- _GIVEN TASK_: Within the records below, find each line that holds the string "title", then copy it.

[Records about charts and figures]
***
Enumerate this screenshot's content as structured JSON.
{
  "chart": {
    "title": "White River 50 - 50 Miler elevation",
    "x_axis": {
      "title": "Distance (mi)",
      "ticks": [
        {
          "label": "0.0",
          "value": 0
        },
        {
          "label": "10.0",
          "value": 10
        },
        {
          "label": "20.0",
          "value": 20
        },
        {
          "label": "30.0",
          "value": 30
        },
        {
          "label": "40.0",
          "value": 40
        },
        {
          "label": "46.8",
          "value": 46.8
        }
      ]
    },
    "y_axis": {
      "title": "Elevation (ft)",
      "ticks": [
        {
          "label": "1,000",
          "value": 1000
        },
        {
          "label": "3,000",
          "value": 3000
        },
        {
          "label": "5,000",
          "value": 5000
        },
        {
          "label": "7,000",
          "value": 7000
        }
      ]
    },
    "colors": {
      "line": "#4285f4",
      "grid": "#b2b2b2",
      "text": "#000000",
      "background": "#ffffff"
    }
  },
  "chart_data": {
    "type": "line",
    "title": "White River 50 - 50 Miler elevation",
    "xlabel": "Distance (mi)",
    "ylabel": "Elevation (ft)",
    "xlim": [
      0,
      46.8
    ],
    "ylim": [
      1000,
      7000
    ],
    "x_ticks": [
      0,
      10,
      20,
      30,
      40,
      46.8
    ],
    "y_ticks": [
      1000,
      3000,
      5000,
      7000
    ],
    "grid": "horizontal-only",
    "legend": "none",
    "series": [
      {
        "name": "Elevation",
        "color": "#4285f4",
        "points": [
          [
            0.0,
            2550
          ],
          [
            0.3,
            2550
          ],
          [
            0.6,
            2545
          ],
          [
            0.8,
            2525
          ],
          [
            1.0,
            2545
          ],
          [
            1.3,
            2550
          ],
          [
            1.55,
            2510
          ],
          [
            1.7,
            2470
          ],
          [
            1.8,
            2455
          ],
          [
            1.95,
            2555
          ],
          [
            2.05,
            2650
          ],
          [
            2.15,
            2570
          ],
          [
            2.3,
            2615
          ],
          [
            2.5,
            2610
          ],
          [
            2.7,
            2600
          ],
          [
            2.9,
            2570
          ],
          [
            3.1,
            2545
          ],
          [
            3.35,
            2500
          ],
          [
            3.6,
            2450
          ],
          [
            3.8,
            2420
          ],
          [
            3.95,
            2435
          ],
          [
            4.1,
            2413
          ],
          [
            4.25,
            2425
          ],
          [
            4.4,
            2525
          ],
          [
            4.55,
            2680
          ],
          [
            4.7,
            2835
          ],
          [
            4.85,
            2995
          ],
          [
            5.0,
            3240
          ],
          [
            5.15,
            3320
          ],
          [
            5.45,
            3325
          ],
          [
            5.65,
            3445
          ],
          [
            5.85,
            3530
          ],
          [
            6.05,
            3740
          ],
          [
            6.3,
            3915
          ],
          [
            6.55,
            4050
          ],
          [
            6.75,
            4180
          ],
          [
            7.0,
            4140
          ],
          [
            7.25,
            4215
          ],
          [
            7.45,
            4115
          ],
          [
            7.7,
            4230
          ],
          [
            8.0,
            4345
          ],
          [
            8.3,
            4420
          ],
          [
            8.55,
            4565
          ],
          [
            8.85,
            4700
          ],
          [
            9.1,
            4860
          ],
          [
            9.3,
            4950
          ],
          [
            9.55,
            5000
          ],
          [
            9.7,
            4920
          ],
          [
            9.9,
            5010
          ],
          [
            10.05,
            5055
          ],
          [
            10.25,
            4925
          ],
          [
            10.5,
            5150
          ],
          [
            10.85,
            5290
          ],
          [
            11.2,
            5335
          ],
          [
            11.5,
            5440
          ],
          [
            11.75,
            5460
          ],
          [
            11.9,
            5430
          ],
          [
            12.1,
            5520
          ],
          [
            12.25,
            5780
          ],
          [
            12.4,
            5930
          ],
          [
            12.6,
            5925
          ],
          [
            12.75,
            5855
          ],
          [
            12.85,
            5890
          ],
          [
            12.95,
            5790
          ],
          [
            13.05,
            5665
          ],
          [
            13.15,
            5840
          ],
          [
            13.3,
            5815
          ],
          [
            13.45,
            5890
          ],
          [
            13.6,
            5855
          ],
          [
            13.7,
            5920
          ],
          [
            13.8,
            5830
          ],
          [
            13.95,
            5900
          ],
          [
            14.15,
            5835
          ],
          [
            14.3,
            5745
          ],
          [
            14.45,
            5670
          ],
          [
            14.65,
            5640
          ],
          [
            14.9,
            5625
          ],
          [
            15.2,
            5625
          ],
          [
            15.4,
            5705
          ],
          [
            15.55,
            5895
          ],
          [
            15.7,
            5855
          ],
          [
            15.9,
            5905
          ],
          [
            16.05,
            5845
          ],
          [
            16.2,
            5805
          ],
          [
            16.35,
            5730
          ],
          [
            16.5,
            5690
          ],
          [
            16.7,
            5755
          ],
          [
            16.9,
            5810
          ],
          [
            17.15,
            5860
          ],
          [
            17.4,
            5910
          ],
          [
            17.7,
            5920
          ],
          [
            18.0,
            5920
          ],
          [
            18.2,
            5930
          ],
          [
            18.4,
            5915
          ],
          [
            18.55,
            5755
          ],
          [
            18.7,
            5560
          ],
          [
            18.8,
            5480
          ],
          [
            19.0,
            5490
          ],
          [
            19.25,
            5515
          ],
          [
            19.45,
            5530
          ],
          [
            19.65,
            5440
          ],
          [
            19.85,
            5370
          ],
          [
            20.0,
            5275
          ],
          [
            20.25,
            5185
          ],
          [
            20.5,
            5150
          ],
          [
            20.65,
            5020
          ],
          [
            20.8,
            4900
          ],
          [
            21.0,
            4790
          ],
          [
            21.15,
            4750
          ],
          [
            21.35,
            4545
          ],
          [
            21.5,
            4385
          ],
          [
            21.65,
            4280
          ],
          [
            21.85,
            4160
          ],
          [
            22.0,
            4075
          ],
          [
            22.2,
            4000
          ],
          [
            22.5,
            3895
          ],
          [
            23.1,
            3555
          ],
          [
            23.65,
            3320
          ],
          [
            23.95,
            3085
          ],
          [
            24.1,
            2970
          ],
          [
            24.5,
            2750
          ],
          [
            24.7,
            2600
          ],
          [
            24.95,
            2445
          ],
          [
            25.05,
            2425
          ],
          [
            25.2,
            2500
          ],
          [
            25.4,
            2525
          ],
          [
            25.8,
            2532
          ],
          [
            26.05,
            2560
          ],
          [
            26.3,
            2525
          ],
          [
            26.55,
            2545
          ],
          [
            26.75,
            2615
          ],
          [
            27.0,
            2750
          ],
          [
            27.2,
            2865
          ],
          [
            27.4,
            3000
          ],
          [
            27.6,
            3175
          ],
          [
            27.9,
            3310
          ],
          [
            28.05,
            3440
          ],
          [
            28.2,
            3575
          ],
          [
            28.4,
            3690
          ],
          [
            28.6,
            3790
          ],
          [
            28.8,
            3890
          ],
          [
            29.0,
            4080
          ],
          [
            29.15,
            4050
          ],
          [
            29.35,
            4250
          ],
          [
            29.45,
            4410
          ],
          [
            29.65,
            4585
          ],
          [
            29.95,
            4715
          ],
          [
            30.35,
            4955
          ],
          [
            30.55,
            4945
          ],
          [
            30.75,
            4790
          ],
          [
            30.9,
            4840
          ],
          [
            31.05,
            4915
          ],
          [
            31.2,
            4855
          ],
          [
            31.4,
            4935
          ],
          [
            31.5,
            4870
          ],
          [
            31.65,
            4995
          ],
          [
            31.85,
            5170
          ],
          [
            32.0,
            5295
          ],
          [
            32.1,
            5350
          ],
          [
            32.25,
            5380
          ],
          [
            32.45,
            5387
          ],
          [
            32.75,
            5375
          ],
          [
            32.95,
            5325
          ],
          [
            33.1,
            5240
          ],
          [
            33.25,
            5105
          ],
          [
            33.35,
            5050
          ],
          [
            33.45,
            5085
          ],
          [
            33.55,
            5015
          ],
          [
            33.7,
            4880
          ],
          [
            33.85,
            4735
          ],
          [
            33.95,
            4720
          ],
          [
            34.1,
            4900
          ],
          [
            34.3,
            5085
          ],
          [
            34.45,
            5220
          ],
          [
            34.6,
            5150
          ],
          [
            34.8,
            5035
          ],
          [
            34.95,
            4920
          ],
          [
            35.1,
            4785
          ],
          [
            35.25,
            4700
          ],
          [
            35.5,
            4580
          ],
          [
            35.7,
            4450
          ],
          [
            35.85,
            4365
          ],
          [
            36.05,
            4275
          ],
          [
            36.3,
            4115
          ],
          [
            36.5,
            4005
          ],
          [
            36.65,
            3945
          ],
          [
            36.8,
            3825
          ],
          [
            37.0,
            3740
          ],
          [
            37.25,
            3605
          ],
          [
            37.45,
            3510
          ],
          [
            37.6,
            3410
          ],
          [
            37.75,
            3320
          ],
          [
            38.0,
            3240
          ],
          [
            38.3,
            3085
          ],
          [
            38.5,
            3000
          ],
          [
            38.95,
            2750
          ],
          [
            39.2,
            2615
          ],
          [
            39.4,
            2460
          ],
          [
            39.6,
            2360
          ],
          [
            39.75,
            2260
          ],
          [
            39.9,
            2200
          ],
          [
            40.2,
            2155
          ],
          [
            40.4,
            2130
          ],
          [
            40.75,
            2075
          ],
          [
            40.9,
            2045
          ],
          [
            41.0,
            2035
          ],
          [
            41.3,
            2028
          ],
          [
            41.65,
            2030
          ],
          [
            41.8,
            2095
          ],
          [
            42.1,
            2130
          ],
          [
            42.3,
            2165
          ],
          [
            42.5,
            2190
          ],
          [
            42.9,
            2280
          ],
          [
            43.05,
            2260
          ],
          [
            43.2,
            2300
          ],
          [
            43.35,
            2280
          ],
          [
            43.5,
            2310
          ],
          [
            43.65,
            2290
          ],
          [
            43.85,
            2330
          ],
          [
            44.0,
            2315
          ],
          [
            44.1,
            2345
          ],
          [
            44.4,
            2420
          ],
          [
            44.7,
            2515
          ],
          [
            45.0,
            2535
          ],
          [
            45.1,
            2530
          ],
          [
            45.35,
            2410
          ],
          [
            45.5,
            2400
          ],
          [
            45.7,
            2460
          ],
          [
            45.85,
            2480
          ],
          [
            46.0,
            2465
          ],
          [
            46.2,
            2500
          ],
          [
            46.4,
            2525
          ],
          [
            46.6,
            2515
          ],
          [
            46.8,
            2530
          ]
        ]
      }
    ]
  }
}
***
- _RESULT_:
    "title": "White River 50 - 50 Miler elevation",
      "title": "Distance (mi)",
      "title": "Elevation (ft)",
    "title": "White River 50 - 50 Miler elevation",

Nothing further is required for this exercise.